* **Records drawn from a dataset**
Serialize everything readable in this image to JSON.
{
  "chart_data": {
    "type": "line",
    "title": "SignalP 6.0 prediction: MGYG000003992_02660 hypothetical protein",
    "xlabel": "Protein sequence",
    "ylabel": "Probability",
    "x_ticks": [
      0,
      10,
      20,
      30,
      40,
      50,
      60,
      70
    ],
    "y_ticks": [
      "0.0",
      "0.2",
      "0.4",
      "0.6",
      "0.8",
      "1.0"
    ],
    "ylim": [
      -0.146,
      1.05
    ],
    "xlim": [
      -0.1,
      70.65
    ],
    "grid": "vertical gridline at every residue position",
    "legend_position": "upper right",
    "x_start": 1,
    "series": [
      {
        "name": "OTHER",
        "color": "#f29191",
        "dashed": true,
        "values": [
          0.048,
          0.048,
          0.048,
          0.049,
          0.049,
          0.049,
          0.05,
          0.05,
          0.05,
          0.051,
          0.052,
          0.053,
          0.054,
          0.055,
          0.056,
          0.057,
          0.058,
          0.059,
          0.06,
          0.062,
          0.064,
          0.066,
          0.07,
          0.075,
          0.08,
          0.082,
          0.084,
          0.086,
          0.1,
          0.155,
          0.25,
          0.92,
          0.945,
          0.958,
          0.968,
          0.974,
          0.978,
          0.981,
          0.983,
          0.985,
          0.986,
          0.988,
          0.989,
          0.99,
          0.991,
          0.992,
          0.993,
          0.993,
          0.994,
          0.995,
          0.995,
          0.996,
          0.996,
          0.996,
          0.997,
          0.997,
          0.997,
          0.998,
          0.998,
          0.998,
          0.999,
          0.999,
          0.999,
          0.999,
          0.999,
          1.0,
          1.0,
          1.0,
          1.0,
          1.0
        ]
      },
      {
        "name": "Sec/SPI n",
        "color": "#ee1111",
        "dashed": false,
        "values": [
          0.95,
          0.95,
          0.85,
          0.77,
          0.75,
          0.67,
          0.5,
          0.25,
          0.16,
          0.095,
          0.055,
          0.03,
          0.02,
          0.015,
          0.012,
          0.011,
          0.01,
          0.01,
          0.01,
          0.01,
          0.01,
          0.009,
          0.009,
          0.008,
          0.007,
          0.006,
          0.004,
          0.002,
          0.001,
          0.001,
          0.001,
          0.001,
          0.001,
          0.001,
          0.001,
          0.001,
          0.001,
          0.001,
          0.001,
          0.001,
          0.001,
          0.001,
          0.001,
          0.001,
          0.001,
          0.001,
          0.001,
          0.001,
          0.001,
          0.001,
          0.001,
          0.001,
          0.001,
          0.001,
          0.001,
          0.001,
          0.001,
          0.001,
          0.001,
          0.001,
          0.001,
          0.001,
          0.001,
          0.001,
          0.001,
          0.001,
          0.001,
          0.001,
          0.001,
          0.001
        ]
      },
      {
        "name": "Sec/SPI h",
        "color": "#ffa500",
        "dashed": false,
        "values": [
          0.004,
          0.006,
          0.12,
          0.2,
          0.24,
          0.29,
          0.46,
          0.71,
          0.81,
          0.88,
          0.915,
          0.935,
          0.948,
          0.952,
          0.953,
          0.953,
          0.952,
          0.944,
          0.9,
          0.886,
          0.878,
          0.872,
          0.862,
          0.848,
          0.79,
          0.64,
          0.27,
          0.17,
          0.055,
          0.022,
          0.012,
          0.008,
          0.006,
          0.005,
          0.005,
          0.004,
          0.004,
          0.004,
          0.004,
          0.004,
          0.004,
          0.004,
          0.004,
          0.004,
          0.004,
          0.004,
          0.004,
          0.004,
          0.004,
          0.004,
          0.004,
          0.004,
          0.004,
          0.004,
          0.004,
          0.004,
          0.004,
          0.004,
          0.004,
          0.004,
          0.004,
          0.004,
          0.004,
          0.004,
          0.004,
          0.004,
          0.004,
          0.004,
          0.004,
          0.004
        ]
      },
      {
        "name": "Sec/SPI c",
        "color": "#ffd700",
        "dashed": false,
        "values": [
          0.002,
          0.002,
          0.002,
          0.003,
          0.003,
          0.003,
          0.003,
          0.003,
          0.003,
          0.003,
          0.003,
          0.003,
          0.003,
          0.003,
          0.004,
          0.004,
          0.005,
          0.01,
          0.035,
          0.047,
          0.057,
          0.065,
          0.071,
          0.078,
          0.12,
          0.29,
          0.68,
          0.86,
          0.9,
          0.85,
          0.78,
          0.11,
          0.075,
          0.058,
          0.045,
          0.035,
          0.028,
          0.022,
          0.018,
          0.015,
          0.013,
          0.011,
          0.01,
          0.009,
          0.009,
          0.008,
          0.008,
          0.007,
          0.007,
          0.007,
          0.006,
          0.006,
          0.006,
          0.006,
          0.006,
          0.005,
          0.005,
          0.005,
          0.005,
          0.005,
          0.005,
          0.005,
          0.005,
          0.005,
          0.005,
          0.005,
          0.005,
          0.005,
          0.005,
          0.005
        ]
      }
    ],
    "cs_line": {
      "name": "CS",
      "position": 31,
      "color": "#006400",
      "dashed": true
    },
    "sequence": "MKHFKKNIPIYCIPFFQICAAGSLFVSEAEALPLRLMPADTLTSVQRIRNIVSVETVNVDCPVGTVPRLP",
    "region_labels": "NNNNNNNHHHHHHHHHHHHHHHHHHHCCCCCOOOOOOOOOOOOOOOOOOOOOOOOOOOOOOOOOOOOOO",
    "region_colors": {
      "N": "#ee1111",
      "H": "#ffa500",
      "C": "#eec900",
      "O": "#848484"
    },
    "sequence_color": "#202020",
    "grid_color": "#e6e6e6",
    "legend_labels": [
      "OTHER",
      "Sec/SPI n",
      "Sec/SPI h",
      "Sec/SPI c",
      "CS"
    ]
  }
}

* **Directions**
Exactly as written above, please repeat the entries.

* **Solution**
Serialize everything readable in this image to JSON.
{
  "chart_data": {
    "type": "line",
    "title": "SignalP 6.0 prediction: MGYG000003992_02660 hypothetical protein",
    "xlabel": "Protein sequence",
    "ylabel": "Probability",
    "x_ticks": [
      0,
      10,
      20,
      30,
      40,
      50,
      60,
      70
    ],
    "y_ticks": [
      "0.0",
      "0.2",
      "0.4",
      "0.6",
      "0.8",
      "1.0"
    ],
    "ylim": [
      -0.146,
      1.05
    ],
    "xlim": [
      -0.1,
      70.65
    ],
    "grid": "vertical gridline at every residue position",
    "legend_position": "upper right",
    "x_start": 1,
    "series": [
      {
        "name": "OTHER",
        "color": "#f29191",
        "dashed": true,
        "values": [
          0.048,
          0.048,
          0.048,
          0.049,
          0.049,
          0.049,
          0.05,
          0.05,
          0.05,
          0.051,
          0.052,
          0.053,
          0.054,
          0.055,
          0.056,
          0.057,
          0.058,
          0.059,
          0.06,
          0.062,
          0.064,
          0.066,
          0.07,
          0.075,
          0.08,
          0.082,
          0.084,
          0.086,
          0.1,
          0.155,
          0.25,
          0.92,
          0.945,
          0.958,
          0.968,
          0.974,
          0.978,
          0.981,
          0.983,
          0.985,
          0.986,
          0.988,
          0.989,
          0.99,
          0.991,
          0.992,
          0.993,
          0.993,
          0.994,
          0.995,
          0.995,
          0.996,
          0.996,
          0.996,
          0.997,
          0.997,
          0.997,
          0.998,
          0.998,
          0.998,
          0.999,
          0.999,
          0.999,
          0.999,
          0.999,
          1.0,
          1.0,
          1.0,
          1.0,
          1.0
        ]
      },
      {
        "name": "Sec/SPI n",
        "color": "#ee1111",
        "dashed": false,
        "values": [
          0.95,
          0.95,
          0.85,
          0.77,
          0.75,
          0.67,
          0.5,
          0.25,
          0.16,
          0.095,
          0.055,
          0.03,
          0.02,
          0.015,
          0.012,
          0.011,
          0.01,
          0.01,
          0.01,
          0.01,
          0.01,
          0.009,
          0.009,
          0.008,
          0.007,
          0.006,
          0.004,
          0.002,
          0.001,
          0.001,
          0.001,
          0.001,
          0.001,
          0.001,
          0.001,
          0.001,
          0.001,
          0.001,
          0.001,
          0.001,
          0.001,
          0.001,
          0.001,
          0.001,
          0.001,
          0.001,
          0.001,
          0.001,
          0.001,
          0.001,
          0.001,
          0.001,
          0.001,
          0.001,
          0.001,
          0.001,
          0.001,
          0.001,
          0.001,
          0.001,
          0.001,
          0.001,
          0.001,
          0.001,
          0.001,
          0.001,
          0.001,
          0.001,
          0.001,
          0.001
        ]
      },
      {
        "name": "Sec/SPI h",
        "color": "#ffa500",
        "dashed": false,
        "values": [
          0.004,
          0.006,
          0.12,
          0.2,
          0.24,
          0.29,
          0.46,
          0.71,
          0.81,
          0.88,
          0.915,
          0.935,
          0.948,
          0.952,
          0.953,
          0.953,
          0.952,
          0.944,
          0.9,
          0.886,
          0.878,
          0.872,
          0.862,
          0.848,
          0.79,
          0.64,
          0.27,
          0.17,
          0.055,
          0.022,
          0.012,
          0.008,
          0.006,
          0.005,
          0.005,
          0.004,
          0.004,
          0.004,
          0.004,
          0.004,
          0.004,
          0.004,
          0.004,
          0.004,
          0.004,
          0.004,
          0.004,
          0.004,
          0.004,
          0.004,
          0.004,
          0.004,
          0.004,
          0.004,
          0.004,
          0.004,
          0.004,
          0.004,
          0.004,
          0.004,
          0.004,
          0.004,
          0.004,
          0.004,
          0.004,
          0.004,
          0.004,
          0.004,
          0.004,
          0.004
        ]
      },
      {
        "name": "Sec/SPI c",
        "color": "#ffd700",
        "dashed": false,
        "values": [
          0.002,
          0.002,
          0.002,
          0.003,
          0.003,
          0.003,
          0.003,
          0.003,
          0.003,
          0.003,
          0.003,
          0.003,
          0.003,
          0.003,
          0.004,
          0.004,
          0.005,
          0.01,
          0.035,
          0.047,
          0.057,
          0.065,
          0.071,
          0.078,
          0.12,
          0.29,
          0.68,
          0.86,
          0.9,
          0.85,
          0.78,
          0.11,
          0.075,
          0.058,
          0.045,
          0.035,
          0.028,
          0.022,
          0.018,
          0.015,
          0.013,
          0.011,
          0.01,
          0.009,
          0.009,
          0.008,
          0.008,
          0.007,
          0.007,
          0.007,
          0.006,
          0.006,
          0.006,
          0.006,
          0.006,
          0.005,
          0.005,
          0.005,
          0.005,
          0.005,
          0.005,
          0.005,
          0.005,
          0.005,
          0.005,
          0.005,
          0.005,
          0.005,
          0.005,
          0.005
        ]
      }
    ],
    "cs_line": {
      "name": "CS",
      "position": 31,
      "color": "#006400",
      "dashed": true
    },
    "sequence": "MKHFKKNIPIYCIPFFQICAAGSLFVSEAEALPLRLMPADTLTSVQRIRNIVSVETVNVDCPVGTVPRLP",
    "region_labels": "NNNNNNNHHHHHHHHHHHHHHHHHHHCCCCCOOOOOOOOOOOOOOOOOOOOOOOOOOOOOOOOOOOOOO",
    "region_colors": {
      "N": "#ee1111",
      "H": "#ffa500",
      "C": "#eec900",
      "O": "#848484"
    },
    "sequence_color": "#202020",
    "grid_color": "#e6e6e6",
    "legend_labels": [
      "OTHER",
      "Sec/SPI n",
      "Sec/SPI h",
      "Sec/SPI c",
      "CS"
    ]
  }
}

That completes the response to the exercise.